**Written request:** The records below must be duplicated exactly, character for character.
----- Data in this exercise -----
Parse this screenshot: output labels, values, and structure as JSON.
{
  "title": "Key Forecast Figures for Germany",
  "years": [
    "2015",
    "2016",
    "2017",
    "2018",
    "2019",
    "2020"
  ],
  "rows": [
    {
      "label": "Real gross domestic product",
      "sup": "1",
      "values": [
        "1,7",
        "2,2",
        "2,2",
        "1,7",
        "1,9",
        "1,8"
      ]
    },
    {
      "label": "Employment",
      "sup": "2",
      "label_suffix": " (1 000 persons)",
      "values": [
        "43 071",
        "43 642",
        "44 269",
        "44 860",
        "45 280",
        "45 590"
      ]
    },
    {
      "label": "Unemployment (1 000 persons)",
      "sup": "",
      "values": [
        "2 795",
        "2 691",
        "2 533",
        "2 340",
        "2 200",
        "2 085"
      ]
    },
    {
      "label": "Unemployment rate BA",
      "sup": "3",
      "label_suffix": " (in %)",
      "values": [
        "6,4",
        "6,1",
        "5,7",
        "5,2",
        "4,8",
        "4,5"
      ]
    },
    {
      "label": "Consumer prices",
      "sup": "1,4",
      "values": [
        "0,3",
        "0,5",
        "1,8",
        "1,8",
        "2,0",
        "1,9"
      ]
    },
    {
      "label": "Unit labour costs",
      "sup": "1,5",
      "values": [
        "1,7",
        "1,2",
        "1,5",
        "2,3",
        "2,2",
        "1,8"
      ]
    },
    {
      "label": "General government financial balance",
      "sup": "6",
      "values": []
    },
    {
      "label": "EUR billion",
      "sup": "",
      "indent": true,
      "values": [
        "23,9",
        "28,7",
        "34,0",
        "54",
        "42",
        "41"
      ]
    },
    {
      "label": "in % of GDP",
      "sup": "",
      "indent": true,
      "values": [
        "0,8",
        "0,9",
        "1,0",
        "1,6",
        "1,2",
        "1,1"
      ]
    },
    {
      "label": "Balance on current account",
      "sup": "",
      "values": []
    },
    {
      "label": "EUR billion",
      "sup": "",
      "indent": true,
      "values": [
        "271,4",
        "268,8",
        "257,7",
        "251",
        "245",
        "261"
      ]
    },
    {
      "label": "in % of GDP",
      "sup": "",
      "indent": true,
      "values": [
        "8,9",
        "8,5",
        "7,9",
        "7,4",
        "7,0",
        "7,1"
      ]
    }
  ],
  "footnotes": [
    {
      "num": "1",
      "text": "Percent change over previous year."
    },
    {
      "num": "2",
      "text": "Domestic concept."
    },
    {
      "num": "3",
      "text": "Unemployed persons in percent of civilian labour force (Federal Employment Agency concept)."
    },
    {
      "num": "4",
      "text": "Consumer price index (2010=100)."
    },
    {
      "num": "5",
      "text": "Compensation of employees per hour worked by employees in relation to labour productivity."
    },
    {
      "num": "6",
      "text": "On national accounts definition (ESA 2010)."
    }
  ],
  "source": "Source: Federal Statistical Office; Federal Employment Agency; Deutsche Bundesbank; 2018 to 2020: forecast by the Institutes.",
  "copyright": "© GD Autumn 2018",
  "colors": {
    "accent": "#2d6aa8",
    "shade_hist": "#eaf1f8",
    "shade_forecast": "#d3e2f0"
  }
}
-----
**Full output:**
Parse this screenshot: output labels, values, and structure as JSON.
{
  "title": "Key Forecast Figures for Germany",
  "years": [
    "2015",
    "2016",
    "2017",
    "2018",
    "2019",
    "2020"
  ],
  "rows": [
    {
      "label": "Real gross domestic product",
      "sup": "1",
      "values": [
        "1,7",
        "2,2",
        "2,2",
        "1,7",
        "1,9",
        "1,8"
      ]
    },
    {
      "label": "Employment",
      "sup": "2",
      "label_suffix": " (1 000 persons)",
      "values": [
        "43 071",
        "43 642",
        "44 269",
        "44 860",
        "45 280",
        "45 590"
      ]
    },
    {
      "label": "Unemployment (1 000 persons)",
      "sup": "",
      "values": [
        "2 795",
        "2 691",
        "2 533",
        "2 340",
        "2 200",
        "2 085"
      ]
    },
    {
      "label": "Unemployment rate BA",
      "sup": "3",
      "label_suffix": " (in %)",
      "values": [
        "6,4",
        "6,1",
        "5,7",
        "5,2",
        "4,8",
        "4,5"
      ]
    },
    {
      "label": "Consumer prices",
      "sup": "1,4",
      "values": [
        "0,3",
        "0,5",
        "1,8",
        "1,8",
        "2,0",
        "1,9"
      ]
    },
    {
      "label": "Unit labour costs",
      "sup": "1,5",
      "values": [
        "1,7",
        "1,2",
        "1,5",
        "2,3",
        "2,2",
        "1,8"
      ]
    },
    {
      "label": "General government financial balance",
      "sup": "6",
      "values": []
    },
    {
      "label": "EUR billion",
      "sup": "",
      "indent": true,
      "values": [
        "23,9",
        "28,7",
        "34,0",
        "54",
        "42",
        "41"
      ]
    },
    {
      "label": "in % of GDP",
      "sup": "",
      "indent": true,
      "values": [
        "0,8",
        "0,9",
        "1,0",
        "1,6",
        "1,2",
        "1,1"
      ]
    },
    {
      "label": "Balance on current account",
      "sup": "",
      "values": []
    },
    {
      "label": "EUR billion",
      "sup": "",
      "indent": true,
      "values": [
        "271,4",
        "268,8",
        "257,7",
        "251",
        "245",
        "261"
      ]
    },
    {
      "label": "in % of GDP",
      "sup": "",
      "indent": true,
      "values": [
        "8,9",
        "8,5",
        "7,9",
        "7,4",
        "7,0",
        "7,1"
      ]
    }
  ],
  "footnotes": [
    {
      "num": "1",
      "text": "Percent change over previous year."
    },
    {
      "num": "2",
      "text": "Domestic concept."
    },
    {
      "num": "3",
      "text": "Unemployed persons in percent of civilian labour force (Federal Employment Agency concept)."
    },
    {
      "num": "4",
      "text": "Consumer price index (2010=100)."
    },
    {
      "num": "5",
      "text": "Compensation of employees per hour worked by employees in relation to labour productivity."
    },
    {
      "num": "6",
      "text": "On national accounts definition (ESA 2010)."
    }
  ],
  "source": "Source: Federal Statistical Office; Federal Employment Agency; Deutsche Bundesbank; 2018 to 2020: forecast by the Institutes.",
  "copyright": "© GD Autumn 2018",
  "colors": {
    "accent": "#2d6aa8",
    "shade_hist": "#eaf1f8",
    "shade_forecast": "#d3e2f0"
  }
}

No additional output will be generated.